GIVEN REQUEST: Pull every line that holds the word "Packet" from the entries.

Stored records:
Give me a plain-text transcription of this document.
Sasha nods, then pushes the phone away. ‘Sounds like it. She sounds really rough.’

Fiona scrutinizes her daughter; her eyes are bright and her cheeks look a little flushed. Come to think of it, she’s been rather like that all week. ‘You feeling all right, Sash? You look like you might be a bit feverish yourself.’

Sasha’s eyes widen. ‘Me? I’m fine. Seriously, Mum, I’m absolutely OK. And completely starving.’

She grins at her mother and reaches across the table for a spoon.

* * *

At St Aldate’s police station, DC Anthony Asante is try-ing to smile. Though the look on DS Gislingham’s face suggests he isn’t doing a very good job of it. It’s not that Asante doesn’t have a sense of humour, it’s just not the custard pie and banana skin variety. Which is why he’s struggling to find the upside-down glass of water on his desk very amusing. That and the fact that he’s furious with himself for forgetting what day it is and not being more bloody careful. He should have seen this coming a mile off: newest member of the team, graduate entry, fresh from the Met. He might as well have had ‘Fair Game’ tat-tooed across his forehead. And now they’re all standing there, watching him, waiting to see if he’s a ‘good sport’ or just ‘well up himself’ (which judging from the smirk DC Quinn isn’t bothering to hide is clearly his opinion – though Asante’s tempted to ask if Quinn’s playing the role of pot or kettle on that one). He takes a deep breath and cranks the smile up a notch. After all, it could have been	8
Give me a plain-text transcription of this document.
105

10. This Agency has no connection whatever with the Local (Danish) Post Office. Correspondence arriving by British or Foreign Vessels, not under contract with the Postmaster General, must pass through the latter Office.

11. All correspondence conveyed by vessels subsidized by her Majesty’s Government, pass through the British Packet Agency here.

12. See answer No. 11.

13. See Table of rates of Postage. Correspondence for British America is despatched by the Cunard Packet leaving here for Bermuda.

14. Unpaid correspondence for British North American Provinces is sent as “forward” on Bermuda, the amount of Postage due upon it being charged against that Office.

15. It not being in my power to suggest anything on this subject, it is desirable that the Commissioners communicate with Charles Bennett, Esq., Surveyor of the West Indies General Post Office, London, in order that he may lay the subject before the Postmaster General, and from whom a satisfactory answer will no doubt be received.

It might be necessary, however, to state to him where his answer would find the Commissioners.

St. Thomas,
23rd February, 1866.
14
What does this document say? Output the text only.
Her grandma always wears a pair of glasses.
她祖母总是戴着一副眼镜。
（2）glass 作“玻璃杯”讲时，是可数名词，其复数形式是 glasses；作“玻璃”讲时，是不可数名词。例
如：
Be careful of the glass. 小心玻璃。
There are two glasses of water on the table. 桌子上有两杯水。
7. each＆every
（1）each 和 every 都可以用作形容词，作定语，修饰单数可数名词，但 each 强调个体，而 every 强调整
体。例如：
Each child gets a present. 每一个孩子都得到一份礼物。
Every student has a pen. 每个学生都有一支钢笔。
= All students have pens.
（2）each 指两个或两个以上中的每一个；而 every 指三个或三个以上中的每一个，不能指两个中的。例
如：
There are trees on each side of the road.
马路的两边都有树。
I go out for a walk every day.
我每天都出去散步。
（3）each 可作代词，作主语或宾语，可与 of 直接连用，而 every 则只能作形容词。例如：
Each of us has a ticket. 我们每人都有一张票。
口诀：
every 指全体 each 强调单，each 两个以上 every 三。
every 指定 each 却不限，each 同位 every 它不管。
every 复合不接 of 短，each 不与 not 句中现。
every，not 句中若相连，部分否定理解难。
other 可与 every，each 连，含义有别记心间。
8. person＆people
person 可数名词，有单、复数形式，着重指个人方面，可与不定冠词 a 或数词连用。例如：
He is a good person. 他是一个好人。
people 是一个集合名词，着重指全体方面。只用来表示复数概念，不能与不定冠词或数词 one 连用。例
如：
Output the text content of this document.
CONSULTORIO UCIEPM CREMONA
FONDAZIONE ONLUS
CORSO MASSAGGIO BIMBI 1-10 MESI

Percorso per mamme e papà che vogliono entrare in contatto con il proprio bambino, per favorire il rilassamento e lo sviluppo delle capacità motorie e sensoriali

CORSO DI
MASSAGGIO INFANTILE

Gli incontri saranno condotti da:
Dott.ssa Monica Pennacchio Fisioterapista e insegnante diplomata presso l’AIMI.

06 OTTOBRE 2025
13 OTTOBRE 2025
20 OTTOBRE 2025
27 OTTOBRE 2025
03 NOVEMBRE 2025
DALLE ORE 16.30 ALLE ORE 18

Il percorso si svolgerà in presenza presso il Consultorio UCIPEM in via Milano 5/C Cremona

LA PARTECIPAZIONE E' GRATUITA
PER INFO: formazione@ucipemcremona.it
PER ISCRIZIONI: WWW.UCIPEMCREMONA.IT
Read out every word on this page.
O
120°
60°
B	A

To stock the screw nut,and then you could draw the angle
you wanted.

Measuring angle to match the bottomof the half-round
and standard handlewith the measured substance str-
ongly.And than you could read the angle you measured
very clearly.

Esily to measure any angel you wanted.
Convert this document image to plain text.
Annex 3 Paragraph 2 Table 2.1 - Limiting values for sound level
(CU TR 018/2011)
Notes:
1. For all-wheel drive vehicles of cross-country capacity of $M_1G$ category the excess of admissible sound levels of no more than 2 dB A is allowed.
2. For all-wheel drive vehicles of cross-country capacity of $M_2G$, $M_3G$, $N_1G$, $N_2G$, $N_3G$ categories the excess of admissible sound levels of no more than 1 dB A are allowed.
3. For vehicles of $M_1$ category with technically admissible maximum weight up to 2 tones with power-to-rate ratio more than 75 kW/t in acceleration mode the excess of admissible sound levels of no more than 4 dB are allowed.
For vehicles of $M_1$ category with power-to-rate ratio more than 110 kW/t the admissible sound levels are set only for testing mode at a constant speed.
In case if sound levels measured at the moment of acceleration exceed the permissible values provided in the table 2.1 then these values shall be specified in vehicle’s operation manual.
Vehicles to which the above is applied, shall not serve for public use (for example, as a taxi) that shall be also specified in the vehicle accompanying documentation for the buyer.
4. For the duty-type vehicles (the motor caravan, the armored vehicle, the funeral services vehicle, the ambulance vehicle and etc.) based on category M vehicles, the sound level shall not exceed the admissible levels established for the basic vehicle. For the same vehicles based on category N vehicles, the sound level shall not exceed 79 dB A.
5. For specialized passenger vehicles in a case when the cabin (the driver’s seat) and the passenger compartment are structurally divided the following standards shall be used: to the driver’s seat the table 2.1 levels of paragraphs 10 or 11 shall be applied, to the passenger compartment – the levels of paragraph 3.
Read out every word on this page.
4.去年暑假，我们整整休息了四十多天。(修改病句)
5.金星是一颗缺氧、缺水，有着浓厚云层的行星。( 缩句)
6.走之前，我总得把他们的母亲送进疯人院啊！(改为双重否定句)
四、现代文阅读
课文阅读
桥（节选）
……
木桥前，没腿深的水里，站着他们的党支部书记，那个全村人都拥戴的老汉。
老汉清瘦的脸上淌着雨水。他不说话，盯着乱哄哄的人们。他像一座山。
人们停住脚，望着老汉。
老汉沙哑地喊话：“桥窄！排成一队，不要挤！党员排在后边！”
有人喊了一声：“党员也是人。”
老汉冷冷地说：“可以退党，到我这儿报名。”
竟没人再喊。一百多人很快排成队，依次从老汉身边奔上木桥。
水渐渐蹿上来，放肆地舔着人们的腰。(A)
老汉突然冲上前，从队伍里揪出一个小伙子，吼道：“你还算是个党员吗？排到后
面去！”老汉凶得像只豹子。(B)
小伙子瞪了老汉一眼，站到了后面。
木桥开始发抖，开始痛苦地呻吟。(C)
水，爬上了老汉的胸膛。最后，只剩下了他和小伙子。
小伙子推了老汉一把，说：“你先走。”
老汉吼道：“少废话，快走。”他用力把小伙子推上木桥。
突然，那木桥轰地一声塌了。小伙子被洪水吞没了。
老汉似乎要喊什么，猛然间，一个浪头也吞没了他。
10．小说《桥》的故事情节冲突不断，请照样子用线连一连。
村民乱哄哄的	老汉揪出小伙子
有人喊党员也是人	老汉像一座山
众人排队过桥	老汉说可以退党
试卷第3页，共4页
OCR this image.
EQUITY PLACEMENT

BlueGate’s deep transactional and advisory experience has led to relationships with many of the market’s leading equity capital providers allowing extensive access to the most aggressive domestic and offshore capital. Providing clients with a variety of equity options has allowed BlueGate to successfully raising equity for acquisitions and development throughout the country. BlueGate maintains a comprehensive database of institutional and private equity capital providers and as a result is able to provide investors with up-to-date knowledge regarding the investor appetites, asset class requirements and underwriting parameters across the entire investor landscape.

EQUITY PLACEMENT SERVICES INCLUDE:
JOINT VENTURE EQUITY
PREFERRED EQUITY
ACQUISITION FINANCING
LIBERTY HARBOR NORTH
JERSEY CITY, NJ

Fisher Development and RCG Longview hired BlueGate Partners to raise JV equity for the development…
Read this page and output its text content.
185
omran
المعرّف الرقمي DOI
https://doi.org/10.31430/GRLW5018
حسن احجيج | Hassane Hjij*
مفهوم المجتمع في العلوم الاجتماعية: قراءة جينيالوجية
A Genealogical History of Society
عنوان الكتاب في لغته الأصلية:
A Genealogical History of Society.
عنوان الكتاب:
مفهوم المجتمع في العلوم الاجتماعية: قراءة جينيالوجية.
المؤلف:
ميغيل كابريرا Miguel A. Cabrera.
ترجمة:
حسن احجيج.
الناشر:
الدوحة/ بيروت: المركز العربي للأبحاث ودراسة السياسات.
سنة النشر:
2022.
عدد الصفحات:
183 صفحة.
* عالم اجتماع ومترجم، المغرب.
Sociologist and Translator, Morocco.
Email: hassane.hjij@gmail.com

TASK SOLUTION:
11. All correspondence conveyed by vessels subsidized by her Majesty’s Government, pass through the British Packet Agency here.
13. See Table of rates of Postage. Correspondence for British America is despatched by the Cunard Packet leaving here for Bermuda.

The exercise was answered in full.